▶ [Dataset excerpt]
•••••
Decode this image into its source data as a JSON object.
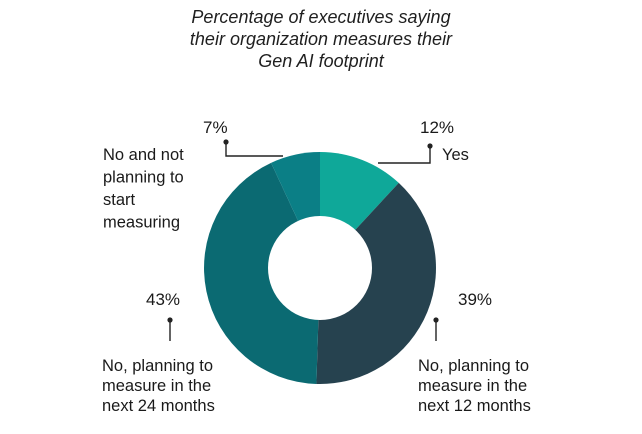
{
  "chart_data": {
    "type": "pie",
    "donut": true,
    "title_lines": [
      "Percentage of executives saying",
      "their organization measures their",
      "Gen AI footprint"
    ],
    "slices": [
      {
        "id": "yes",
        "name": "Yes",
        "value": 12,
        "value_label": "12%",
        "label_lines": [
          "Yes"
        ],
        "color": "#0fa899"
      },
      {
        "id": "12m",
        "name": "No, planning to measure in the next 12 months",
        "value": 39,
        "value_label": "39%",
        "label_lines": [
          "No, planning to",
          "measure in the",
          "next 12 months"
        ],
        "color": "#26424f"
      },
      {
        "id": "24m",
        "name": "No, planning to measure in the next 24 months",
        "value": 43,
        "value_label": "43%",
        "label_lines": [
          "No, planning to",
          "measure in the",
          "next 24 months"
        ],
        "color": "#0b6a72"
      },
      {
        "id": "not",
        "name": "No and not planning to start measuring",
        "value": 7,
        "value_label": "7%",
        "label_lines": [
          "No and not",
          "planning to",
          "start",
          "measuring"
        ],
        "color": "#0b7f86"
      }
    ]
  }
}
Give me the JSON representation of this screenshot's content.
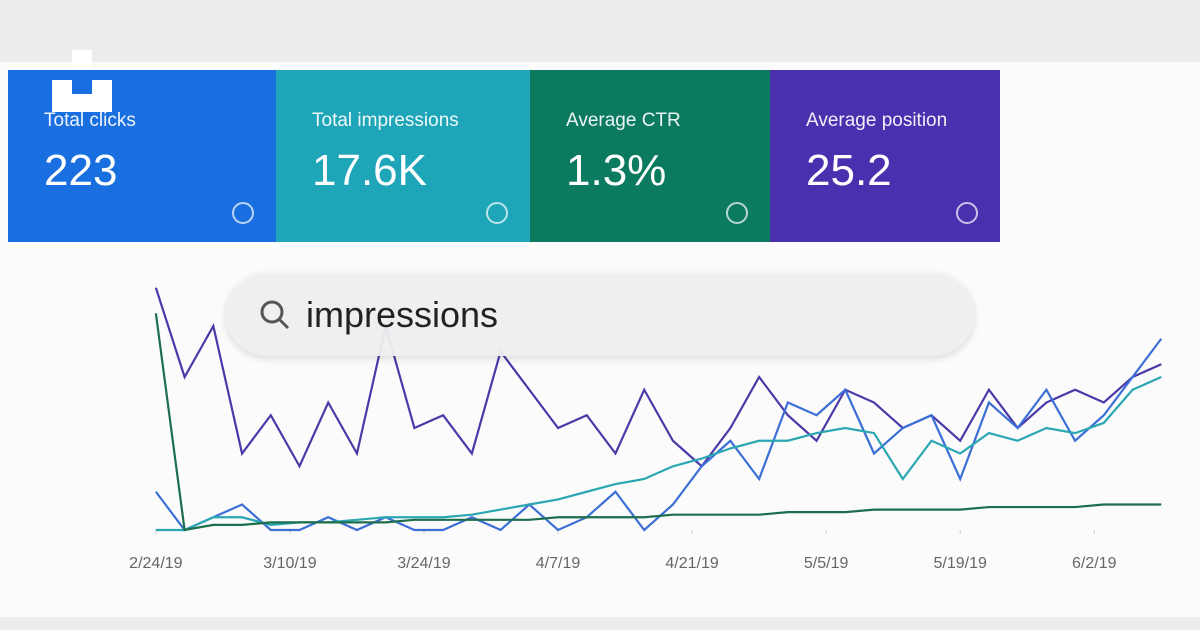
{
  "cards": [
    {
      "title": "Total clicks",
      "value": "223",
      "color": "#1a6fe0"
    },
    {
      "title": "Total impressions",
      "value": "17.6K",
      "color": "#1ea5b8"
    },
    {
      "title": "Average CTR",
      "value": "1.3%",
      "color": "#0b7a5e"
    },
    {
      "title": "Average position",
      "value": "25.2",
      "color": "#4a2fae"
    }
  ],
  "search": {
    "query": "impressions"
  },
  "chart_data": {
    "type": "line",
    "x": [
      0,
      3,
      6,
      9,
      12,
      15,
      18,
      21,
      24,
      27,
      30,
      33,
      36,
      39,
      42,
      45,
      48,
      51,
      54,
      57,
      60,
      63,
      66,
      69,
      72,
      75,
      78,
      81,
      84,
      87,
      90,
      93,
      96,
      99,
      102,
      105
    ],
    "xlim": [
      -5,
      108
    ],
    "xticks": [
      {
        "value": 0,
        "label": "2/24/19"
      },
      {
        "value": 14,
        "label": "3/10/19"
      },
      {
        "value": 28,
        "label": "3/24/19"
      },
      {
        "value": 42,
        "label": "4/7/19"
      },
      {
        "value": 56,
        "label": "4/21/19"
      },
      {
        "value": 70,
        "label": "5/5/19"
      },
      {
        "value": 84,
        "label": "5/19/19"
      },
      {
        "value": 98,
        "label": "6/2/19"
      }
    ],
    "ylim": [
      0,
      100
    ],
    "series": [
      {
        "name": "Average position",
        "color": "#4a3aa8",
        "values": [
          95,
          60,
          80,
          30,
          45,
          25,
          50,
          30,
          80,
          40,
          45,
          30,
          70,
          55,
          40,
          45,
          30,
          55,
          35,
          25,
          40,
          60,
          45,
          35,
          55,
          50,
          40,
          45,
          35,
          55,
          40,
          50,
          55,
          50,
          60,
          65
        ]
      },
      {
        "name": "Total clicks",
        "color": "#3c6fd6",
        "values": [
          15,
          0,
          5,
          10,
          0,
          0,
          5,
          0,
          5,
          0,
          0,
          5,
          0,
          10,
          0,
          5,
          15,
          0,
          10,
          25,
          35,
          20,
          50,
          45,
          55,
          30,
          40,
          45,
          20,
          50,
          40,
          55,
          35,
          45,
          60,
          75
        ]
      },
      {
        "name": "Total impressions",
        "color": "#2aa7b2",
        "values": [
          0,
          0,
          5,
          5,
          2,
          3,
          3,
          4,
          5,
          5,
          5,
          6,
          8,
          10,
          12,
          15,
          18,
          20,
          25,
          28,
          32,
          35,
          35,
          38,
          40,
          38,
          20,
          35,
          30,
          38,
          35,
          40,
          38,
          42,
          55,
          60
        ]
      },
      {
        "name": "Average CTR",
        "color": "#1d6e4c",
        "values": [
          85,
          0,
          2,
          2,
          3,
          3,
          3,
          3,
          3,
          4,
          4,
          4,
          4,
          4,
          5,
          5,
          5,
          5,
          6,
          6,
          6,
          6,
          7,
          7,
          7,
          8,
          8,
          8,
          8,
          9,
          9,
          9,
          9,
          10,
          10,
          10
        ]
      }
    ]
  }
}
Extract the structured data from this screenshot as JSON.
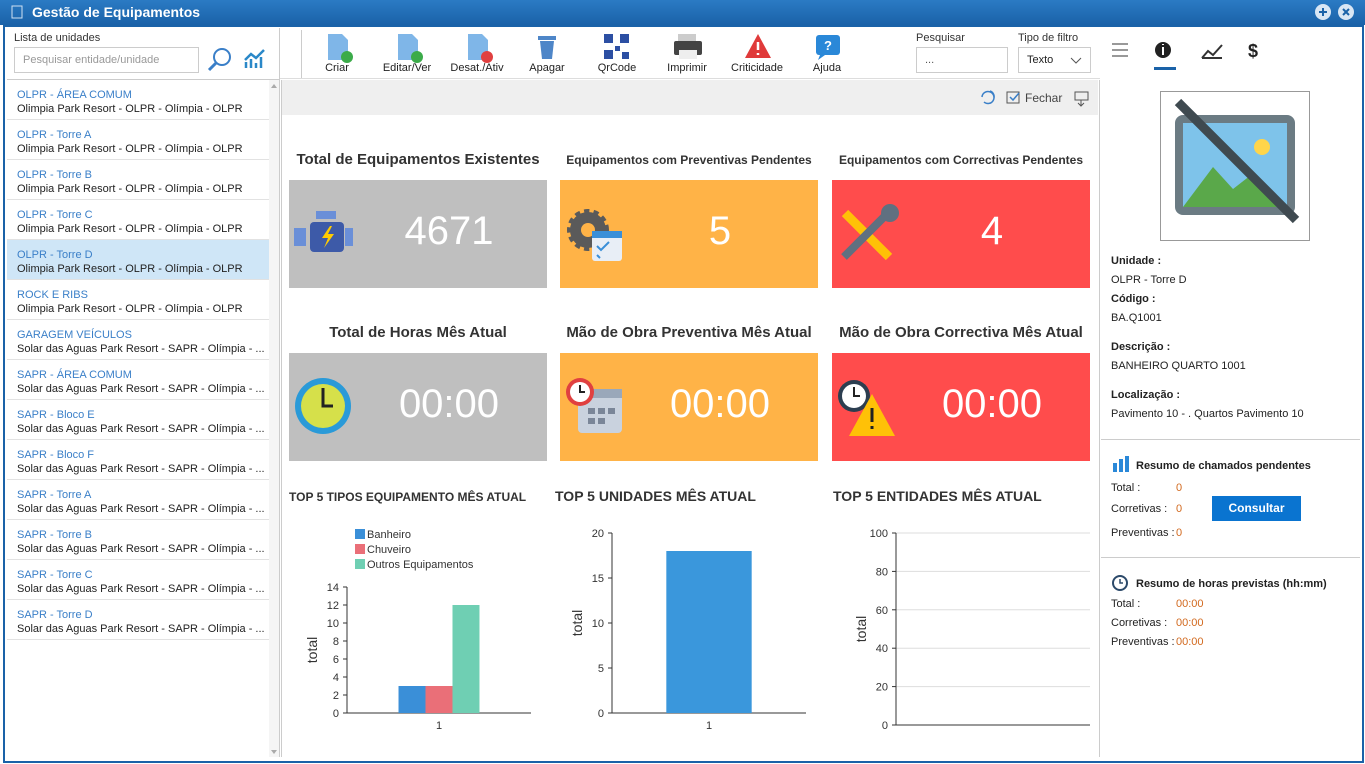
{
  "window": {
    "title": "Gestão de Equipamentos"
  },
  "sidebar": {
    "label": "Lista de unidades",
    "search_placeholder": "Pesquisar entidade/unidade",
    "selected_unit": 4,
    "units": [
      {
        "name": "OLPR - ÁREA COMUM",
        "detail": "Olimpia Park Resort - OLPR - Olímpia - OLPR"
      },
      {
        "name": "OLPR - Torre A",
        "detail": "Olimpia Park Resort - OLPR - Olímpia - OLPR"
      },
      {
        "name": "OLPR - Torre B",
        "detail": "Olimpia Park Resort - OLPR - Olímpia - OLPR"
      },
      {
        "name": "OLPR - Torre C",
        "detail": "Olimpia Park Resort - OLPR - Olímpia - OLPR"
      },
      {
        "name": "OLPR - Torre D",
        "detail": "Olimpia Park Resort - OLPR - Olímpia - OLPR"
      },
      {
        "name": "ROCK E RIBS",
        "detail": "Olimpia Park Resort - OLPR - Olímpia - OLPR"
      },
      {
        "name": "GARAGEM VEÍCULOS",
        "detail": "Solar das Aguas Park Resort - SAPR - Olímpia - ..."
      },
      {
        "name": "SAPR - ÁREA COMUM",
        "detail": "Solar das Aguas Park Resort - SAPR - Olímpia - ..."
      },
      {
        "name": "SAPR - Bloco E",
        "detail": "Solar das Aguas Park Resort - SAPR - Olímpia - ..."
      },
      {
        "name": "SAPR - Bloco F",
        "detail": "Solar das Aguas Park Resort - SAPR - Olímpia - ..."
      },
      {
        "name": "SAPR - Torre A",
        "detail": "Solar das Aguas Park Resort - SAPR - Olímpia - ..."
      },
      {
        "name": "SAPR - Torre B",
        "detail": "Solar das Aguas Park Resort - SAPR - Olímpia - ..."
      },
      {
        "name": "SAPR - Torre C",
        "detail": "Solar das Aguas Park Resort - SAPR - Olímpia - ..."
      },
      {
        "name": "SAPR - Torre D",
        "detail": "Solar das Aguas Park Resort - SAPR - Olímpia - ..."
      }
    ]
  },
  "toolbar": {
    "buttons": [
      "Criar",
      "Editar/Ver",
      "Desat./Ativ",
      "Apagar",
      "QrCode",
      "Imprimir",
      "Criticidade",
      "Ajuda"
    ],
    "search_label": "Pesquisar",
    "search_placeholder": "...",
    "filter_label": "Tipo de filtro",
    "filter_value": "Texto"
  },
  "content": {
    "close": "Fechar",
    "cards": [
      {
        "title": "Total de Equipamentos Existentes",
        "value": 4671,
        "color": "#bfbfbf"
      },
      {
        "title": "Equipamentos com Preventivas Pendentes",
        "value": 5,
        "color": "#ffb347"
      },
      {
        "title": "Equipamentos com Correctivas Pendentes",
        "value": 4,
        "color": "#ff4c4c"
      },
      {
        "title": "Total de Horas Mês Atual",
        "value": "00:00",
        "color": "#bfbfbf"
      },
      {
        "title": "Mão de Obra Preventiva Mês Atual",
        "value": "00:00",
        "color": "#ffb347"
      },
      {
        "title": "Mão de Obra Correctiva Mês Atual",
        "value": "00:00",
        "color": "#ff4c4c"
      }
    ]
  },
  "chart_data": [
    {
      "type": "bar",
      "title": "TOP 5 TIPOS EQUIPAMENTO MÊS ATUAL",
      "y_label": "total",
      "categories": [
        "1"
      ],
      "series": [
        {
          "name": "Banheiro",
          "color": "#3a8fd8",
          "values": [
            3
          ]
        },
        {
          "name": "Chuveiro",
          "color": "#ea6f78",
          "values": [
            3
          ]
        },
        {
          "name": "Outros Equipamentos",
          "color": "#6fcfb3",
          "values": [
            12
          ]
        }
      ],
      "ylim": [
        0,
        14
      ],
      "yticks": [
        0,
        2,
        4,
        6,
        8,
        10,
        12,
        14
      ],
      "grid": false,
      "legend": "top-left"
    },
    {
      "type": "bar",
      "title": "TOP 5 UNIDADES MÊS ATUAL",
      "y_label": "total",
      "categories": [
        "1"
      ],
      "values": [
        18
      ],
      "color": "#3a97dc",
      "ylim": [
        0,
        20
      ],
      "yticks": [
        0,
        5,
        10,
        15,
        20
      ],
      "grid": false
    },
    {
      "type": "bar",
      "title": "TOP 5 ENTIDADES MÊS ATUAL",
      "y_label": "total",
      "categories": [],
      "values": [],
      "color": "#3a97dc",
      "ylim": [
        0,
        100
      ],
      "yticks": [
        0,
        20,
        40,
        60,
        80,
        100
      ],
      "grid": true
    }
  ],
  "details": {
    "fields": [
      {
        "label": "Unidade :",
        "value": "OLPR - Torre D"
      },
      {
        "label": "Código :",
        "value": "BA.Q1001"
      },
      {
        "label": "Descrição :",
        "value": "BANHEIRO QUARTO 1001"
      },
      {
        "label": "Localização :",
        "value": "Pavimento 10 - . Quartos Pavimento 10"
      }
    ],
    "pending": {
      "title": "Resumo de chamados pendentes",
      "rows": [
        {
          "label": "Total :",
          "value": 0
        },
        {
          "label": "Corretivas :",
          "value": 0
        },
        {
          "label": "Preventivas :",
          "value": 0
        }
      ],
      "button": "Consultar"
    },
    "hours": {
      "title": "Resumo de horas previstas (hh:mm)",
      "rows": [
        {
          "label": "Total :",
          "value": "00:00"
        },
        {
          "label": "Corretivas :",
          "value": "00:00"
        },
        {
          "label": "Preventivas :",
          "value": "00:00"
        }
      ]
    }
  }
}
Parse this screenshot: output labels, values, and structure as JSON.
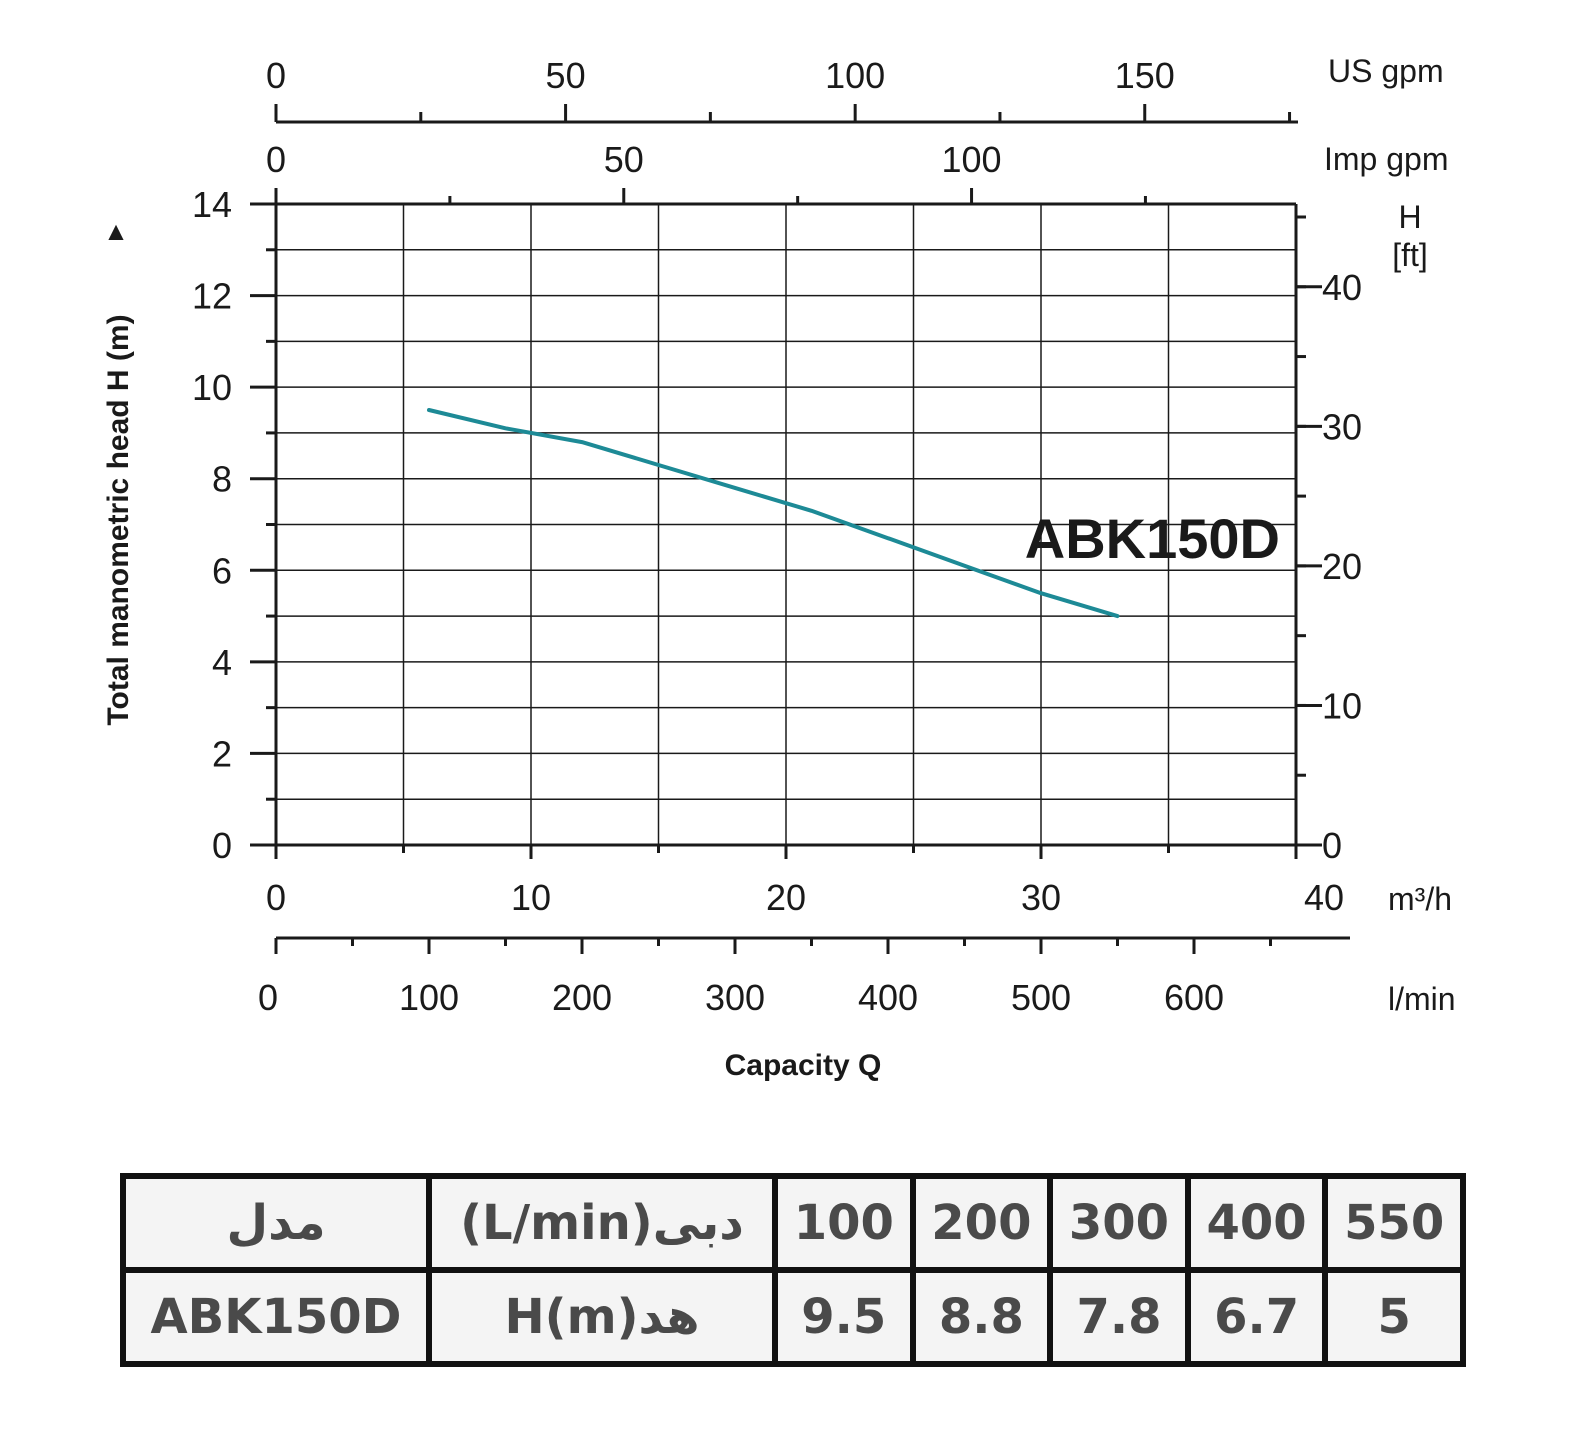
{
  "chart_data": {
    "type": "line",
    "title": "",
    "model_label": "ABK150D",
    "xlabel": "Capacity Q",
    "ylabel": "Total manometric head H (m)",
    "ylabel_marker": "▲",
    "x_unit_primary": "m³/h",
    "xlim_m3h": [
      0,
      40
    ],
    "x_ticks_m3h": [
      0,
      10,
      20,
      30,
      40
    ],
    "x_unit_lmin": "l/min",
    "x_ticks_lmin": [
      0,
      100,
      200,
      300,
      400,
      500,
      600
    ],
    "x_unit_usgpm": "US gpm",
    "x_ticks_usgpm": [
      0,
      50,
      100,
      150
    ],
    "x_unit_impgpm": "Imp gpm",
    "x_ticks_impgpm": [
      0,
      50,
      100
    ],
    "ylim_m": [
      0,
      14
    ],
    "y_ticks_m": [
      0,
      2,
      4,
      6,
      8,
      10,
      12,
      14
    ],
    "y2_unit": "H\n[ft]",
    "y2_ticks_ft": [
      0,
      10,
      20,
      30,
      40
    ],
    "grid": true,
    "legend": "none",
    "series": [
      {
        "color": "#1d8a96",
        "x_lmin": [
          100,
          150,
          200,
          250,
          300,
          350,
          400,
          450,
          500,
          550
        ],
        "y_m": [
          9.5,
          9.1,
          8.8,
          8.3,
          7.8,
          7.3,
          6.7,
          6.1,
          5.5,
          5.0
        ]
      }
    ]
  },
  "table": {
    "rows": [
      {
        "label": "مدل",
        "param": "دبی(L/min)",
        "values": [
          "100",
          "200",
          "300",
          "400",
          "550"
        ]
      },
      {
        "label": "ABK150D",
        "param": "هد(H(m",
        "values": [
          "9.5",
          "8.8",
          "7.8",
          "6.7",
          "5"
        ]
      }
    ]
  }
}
•••••
▶ [Exercise instructions] Extract, word for word, every line from the one containing "Parse this screenshot: output" to the end of the data above, both ends included, and leave out the pictures.

▶ [Response]
Parse this screenshot: output labels, values, and structure as JSON.
{
  "chart_data": {
    "type": "line",
    "title": "",
    "model_label": "ABK150D",
    "xlabel": "Capacity Q",
    "ylabel": "Total manometric head H (m)",
    "ylabel_marker": "▲",
    "x_unit_primary": "m³/h",
    "xlim_m3h": [
      0,
      40
    ],
    "x_ticks_m3h": [
      0,
      10,
      20,
      30,
      40
    ],
    "x_unit_lmin": "l/min",
    "x_ticks_lmin": [
      0,
      100,
      200,
      300,
      400,
      500,
      600
    ],
    "x_unit_usgpm": "US gpm",
    "x_ticks_usgpm": [
      0,
      50,
      100,
      150
    ],
    "x_unit_impgpm": "Imp gpm",
    "x_ticks_impgpm": [
      0,
      50,
      100
    ],
    "ylim_m": [
      0,
      14
    ],
    "y_ticks_m": [
      0,
      2,
      4,
      6,
      8,
      10,
      12,
      14
    ],
    "y2_unit": "H\n[ft]",
    "y2_ticks_ft": [
      0,
      10,
      20,
      30,
      40
    ],
    "grid": true,
    "legend": "none",
    "series": [
      {
        "color": "#1d8a96",
        "x_lmin": [
          100,
          150,
          200,
          250,
          300,
          350,
          400,
          450,
          500,
          550
        ],
        "y_m": [
          9.5,
          9.1,
          8.8,
          8.3,
          7.8,
          7.3,
          6.7,
          6.1,
          5.5,
          5.0
        ]
      }
    ]
  },
  "table": {
    "rows": [
      {
        "label": "مدل",
        "param": "دبی(L/min)",
        "values": [
          "100",
          "200",
          "300",
          "400",
          "550"
        ]
      },
      {
        "label": "ABK150D",
        "param": "هد(H(m",
        "values": [
          "9.5",
          "8.8",
          "7.8",
          "6.7",
          "5"
        ]
      }
    ]
  }
}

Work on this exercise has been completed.